## Work instructions
Scan the records below. List lines holding "several".

## BEGIN Data provided

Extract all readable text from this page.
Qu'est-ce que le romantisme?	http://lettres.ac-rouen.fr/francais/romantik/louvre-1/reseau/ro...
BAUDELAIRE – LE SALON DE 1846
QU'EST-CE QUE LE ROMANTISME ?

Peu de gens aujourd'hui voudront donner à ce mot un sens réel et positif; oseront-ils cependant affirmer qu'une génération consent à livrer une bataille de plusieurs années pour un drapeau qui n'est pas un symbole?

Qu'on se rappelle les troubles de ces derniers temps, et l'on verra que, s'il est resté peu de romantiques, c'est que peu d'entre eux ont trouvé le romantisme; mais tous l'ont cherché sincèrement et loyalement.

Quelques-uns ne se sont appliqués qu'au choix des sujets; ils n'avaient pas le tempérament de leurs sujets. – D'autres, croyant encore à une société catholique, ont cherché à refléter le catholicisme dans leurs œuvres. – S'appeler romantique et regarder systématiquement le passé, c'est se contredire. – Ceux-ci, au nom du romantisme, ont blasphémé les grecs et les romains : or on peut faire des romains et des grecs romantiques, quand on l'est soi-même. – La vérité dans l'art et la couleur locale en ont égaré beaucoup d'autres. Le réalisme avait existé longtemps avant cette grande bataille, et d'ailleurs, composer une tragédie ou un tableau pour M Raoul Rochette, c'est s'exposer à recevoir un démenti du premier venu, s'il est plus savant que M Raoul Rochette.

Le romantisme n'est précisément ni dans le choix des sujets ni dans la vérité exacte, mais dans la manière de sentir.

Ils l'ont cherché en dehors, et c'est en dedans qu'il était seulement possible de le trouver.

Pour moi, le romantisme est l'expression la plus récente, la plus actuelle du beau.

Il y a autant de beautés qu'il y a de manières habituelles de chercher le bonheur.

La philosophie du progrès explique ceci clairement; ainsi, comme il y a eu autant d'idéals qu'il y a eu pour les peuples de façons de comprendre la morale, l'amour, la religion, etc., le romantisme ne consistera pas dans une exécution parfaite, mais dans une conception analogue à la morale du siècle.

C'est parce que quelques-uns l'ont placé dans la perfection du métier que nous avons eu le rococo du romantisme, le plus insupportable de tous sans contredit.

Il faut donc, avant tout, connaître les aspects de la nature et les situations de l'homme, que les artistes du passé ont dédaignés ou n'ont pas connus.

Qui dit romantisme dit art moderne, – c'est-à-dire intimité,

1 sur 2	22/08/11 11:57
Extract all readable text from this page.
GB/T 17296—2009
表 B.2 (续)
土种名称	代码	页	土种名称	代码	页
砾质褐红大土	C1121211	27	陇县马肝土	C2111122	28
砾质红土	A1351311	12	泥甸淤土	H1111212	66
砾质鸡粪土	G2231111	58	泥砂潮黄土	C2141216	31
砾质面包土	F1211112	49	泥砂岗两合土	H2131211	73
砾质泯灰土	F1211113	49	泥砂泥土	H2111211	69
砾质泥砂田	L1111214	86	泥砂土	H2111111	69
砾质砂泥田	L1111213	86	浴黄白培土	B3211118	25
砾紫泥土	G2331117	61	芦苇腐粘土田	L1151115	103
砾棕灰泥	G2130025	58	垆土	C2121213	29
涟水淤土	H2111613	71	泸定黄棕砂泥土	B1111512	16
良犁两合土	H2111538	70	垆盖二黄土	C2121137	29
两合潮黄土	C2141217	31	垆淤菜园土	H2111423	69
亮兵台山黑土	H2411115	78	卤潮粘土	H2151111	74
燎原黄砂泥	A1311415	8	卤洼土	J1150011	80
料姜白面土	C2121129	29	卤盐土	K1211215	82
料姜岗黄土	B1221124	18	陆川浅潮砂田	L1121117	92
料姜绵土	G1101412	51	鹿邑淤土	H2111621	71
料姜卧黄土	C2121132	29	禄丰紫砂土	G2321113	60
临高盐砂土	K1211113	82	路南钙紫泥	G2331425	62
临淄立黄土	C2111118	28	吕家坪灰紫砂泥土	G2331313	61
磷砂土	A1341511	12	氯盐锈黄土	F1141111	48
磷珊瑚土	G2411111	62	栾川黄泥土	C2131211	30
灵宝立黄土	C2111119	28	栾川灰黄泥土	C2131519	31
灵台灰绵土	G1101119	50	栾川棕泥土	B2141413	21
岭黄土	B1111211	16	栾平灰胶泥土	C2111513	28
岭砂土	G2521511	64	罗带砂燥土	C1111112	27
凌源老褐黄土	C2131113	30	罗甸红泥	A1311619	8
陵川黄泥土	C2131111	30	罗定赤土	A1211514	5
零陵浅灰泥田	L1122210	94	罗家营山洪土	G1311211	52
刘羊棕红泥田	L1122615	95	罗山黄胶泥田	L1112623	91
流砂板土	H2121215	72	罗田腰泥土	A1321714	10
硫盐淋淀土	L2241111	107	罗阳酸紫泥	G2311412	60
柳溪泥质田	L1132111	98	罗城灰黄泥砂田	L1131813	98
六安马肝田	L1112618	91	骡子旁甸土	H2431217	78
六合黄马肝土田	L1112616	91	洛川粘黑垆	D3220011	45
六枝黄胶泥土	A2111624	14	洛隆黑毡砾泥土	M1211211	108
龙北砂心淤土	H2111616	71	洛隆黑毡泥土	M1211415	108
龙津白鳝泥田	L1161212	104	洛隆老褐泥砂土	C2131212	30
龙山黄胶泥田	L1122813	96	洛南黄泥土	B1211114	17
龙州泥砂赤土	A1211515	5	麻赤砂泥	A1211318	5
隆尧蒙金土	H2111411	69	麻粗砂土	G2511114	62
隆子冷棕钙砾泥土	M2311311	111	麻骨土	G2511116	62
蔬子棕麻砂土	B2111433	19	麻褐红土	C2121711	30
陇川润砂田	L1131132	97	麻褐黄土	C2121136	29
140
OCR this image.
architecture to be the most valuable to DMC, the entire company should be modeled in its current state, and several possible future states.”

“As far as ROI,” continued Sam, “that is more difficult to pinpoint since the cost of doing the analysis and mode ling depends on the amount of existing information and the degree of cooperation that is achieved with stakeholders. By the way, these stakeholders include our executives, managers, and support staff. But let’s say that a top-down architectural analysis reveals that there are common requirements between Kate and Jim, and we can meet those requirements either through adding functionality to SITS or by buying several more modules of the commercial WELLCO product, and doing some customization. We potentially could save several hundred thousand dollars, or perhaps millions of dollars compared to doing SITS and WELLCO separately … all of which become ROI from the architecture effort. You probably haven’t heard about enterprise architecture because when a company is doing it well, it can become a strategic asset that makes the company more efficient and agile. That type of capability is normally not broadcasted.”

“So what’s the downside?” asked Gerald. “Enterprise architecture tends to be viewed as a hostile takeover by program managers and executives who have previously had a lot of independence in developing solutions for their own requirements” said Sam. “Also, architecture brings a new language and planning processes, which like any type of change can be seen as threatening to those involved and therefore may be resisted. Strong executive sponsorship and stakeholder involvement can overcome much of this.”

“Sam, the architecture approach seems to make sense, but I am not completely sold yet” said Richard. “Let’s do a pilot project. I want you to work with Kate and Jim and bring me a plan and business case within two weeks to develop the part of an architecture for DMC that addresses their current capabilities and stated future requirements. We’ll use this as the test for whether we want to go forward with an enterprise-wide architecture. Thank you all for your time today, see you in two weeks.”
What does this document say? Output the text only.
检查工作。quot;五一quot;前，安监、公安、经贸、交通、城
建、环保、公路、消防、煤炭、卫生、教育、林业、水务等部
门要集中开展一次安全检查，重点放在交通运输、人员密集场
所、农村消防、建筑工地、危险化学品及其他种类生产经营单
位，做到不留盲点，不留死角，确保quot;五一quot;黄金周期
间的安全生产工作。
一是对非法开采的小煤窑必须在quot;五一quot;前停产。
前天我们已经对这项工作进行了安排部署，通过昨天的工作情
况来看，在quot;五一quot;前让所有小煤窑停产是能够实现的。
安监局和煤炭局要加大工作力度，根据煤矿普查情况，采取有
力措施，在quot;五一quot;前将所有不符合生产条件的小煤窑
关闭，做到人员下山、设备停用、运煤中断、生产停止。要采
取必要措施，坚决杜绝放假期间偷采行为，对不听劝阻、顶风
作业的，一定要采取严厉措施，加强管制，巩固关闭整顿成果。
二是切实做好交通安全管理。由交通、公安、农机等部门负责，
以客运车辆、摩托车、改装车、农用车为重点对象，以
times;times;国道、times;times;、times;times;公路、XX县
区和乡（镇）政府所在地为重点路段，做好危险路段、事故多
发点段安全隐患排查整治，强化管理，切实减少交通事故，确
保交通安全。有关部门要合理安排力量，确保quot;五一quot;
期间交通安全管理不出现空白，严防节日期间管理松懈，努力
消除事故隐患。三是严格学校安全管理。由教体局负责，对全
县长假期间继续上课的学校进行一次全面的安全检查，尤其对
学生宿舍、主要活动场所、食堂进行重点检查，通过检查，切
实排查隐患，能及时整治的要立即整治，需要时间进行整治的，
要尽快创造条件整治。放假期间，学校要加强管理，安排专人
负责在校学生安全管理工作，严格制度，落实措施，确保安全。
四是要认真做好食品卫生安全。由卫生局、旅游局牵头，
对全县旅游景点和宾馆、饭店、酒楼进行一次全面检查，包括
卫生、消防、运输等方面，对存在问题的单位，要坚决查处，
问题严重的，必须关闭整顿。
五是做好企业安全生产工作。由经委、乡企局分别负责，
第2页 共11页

## END Data provided

## Correct result
architecture to be the most valuable to DMC, the entire company should be modeled in its current state, and several possible future states.”
“As far as ROI,” continued Sam, “that is more difficult to pinpoint since the cost of doing the analysis and mode ling depends on the amount of existing information and the degree of cooperation that is achieved with stakeholders. By the way, these stakeholders include our executives, managers, and support staff. But let’s say that a top-down architectural analysis reveals that there are common requirements between Kate and Jim, and we can meet those requirements either through adding functionality to SITS or by buying several more modules of the commercial WELLCO product, and doing some customization. We potentially could save several hundred thousand dollars, or perhaps millions of dollars compared to doing SITS and WELLCO separately … all of which become ROI from the architecture effort. You probably haven’t heard about enterprise architecture because when a company is doing it well, it can become a strategic asset that makes the company more efficient and agile. That type of capability is normally not broadcasted.”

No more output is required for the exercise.